─── The data ───

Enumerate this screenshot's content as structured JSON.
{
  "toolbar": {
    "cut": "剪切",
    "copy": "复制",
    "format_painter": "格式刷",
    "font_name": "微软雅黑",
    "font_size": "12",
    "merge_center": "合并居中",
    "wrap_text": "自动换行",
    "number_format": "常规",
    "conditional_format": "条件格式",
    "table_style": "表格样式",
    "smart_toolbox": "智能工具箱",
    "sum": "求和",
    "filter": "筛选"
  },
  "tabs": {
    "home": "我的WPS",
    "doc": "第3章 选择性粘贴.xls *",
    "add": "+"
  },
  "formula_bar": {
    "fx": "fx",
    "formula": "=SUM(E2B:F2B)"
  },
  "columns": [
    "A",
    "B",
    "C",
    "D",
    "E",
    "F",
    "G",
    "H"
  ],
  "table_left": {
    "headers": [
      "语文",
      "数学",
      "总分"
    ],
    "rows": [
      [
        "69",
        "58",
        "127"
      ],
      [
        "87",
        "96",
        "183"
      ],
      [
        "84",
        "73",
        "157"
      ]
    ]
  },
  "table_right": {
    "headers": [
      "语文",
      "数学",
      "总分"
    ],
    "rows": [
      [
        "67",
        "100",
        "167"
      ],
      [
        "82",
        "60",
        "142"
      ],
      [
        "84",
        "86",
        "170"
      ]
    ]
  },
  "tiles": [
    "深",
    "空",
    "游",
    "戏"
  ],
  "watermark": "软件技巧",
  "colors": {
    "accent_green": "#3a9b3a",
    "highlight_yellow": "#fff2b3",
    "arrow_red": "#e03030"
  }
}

───

### Your goal
Every entry should be printed again exactly as written.

### Answer to this problem
Enumerate this screenshot's content as structured JSON.
{
  "toolbar": {
    "cut": "剪切",
    "copy": "复制",
    "format_painter": "格式刷",
    "font_name": "微软雅黑",
    "font_size": "12",
    "merge_center": "合并居中",
    "wrap_text": "自动换行",
    "number_format": "常规",
    "conditional_format": "条件格式",
    "table_style": "表格样式",
    "smart_toolbox": "智能工具箱",
    "sum": "求和",
    "filter": "筛选"
  },
  "tabs": {
    "home": "我的WPS",
    "doc": "第3章 选择性粘贴.xls *",
    "add": "+"
  },
  "formula_bar": {
    "fx": "fx",
    "formula": "=SUM(E2B:F2B)"
  },
  "columns": [
    "A",
    "B",
    "C",
    "D",
    "E",
    "F",
    "G",
    "H"
  ],
  "table_left": {
    "headers": [
      "语文",
      "数学",
      "总分"
    ],
    "rows": [
      [
        "69",
        "58",
        "127"
      ],
      [
        "87",
        "96",
        "183"
      ],
      [
        "84",
        "73",
        "157"
      ]
    ]
  },
  "table_right": {
    "headers": [
      "语文",
      "数学",
      "总分"
    ],
    "rows": [
      [
        "67",
        "100",
        "167"
      ],
      [
        "82",
        "60",
        "142"
      ],
      [
        "84",
        "86",
        "170"
      ]
    ]
  },
  "tiles": [
    "深",
    "空",
    "游",
    "戏"
  ],
  "watermark": "软件技巧",
  "colors": {
    "accent_green": "#3a9b3a",
    "highlight_yellow": "#fff2b3",
    "arrow_red": "#e03030"
  }
}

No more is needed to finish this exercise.